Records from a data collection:
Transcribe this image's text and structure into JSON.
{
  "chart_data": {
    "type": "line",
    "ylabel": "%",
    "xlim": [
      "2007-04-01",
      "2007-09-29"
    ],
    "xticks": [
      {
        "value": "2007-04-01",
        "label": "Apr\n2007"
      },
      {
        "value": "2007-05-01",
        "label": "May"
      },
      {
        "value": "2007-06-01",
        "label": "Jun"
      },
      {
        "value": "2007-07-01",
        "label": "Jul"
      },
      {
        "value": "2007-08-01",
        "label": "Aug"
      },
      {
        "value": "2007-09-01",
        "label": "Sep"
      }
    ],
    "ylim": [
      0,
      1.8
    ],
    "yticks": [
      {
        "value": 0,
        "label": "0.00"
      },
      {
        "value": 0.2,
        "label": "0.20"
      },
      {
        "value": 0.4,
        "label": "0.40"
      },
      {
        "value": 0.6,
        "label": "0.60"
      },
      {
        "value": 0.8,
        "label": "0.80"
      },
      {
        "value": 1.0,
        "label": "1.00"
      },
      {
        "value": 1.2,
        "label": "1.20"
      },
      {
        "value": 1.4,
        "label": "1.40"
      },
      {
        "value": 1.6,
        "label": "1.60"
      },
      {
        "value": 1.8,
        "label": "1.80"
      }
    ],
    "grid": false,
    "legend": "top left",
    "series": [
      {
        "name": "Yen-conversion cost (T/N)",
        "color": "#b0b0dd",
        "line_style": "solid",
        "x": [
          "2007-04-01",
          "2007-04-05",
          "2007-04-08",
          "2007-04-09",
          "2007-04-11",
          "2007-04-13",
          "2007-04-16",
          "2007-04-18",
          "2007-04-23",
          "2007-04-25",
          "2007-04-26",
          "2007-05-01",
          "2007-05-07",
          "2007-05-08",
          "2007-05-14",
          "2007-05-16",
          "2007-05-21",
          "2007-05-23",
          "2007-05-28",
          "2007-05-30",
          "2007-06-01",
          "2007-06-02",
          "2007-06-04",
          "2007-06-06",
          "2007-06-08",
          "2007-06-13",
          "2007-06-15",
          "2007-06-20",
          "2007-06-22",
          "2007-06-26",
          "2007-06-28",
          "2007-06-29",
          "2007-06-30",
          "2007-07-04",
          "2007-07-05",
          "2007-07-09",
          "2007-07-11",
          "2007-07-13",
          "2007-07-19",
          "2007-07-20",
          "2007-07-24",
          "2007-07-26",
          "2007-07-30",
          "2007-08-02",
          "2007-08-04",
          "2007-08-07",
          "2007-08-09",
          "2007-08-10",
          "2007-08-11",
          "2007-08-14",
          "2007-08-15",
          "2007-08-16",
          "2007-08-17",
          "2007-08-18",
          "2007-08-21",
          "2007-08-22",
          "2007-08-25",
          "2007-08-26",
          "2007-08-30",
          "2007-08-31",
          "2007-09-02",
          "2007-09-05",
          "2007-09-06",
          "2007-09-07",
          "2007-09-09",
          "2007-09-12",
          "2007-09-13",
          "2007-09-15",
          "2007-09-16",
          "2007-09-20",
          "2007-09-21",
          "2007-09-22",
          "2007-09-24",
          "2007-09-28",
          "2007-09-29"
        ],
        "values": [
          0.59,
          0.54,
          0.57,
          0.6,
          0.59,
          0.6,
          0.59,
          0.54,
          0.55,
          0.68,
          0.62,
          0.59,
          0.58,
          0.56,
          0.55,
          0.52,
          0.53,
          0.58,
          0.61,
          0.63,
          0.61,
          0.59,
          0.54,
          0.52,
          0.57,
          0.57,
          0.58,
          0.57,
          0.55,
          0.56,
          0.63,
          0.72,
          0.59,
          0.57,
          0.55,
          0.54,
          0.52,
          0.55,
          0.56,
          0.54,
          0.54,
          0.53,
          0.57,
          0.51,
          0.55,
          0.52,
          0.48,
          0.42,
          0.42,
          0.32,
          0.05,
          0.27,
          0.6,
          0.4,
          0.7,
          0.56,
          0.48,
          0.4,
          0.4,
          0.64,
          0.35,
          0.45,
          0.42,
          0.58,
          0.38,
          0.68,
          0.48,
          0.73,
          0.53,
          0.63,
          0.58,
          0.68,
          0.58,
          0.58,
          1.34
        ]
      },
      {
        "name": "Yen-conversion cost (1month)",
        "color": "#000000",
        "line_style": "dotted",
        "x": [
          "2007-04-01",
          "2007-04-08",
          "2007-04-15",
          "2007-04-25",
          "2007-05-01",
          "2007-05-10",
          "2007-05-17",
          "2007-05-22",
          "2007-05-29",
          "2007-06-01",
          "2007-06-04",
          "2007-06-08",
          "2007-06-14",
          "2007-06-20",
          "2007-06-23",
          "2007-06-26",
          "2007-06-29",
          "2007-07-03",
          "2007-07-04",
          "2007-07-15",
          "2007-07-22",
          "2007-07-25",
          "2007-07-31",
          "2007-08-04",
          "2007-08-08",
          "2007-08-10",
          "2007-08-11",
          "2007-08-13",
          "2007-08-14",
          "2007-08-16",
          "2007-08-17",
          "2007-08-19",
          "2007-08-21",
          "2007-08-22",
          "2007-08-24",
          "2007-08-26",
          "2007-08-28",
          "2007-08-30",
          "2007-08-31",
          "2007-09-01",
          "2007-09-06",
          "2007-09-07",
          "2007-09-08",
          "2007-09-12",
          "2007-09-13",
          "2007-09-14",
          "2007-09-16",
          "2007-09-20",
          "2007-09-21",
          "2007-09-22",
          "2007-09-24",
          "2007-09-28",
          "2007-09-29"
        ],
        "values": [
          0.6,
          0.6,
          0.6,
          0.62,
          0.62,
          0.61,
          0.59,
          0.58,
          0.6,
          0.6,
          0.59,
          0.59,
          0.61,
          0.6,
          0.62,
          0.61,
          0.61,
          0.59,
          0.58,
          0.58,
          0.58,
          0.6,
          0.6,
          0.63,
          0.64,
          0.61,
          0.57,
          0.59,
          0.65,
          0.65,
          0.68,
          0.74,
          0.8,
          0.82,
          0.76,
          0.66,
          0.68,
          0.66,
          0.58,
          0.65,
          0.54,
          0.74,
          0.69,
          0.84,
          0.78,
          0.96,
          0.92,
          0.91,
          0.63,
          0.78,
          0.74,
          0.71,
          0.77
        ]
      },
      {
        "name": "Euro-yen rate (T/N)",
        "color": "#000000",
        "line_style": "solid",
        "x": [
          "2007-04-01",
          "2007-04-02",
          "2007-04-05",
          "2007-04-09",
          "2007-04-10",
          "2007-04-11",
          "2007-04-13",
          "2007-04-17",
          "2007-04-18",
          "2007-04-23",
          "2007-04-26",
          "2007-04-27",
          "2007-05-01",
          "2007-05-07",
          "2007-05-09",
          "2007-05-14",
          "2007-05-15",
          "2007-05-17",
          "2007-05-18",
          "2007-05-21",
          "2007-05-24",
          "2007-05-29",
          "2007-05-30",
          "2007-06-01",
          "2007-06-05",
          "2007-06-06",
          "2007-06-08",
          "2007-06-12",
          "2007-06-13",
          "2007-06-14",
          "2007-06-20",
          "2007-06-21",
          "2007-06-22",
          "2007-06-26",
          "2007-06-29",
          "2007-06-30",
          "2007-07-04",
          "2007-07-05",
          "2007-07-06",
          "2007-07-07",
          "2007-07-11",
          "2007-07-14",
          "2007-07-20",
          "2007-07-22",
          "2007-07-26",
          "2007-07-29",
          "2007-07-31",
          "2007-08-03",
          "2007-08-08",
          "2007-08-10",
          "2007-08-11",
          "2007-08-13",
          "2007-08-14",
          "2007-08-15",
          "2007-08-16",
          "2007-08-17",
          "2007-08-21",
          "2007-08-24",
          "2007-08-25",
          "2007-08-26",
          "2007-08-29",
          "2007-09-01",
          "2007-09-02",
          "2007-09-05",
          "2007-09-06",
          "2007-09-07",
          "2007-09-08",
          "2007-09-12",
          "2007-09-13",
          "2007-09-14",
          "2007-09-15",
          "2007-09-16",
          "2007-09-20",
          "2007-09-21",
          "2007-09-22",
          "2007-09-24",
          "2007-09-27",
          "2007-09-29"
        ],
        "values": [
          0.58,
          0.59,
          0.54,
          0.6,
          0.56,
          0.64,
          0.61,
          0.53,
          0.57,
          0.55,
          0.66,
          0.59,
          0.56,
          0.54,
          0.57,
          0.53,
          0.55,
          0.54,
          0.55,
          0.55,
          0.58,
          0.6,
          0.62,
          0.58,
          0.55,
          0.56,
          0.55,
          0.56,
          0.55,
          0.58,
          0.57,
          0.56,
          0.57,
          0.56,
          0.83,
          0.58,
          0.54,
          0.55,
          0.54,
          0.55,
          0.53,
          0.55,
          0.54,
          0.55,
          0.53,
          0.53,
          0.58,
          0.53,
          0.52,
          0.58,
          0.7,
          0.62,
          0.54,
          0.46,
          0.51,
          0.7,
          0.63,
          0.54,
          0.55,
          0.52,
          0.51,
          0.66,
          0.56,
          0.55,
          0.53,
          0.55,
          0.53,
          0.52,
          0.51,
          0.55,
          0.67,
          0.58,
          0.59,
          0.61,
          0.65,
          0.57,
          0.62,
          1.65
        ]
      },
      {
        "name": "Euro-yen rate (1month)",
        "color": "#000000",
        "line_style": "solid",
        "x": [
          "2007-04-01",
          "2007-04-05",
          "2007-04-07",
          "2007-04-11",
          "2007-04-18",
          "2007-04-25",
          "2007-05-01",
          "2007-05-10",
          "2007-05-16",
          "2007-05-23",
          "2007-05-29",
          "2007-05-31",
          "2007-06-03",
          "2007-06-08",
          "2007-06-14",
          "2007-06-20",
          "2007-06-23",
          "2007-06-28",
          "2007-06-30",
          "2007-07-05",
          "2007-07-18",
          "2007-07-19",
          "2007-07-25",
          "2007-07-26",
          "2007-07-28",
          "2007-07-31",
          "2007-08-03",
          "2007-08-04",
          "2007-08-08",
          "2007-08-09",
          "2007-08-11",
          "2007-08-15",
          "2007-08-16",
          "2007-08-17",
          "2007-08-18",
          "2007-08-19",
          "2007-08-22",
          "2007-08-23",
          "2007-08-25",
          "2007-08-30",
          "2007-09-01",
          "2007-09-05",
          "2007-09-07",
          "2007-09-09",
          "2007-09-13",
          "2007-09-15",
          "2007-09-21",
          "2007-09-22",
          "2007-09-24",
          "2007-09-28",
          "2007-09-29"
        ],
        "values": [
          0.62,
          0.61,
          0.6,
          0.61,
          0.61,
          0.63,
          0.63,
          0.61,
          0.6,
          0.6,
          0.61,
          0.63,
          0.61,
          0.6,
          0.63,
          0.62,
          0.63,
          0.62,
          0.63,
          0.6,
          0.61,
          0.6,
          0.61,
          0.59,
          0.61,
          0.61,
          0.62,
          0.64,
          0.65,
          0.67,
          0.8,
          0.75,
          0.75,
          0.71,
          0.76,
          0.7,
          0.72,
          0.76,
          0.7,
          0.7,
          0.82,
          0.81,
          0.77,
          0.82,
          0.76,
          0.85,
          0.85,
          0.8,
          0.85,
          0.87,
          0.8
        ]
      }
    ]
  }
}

» **WHAT TO WORK ON**:
Look over the listing. Pull out every line with the string "cost" in it.

» **FULL SOLUTION**:
        "name": "Yen-conversion cost (T/N)",
        "name": "Yen-conversion cost (1month)",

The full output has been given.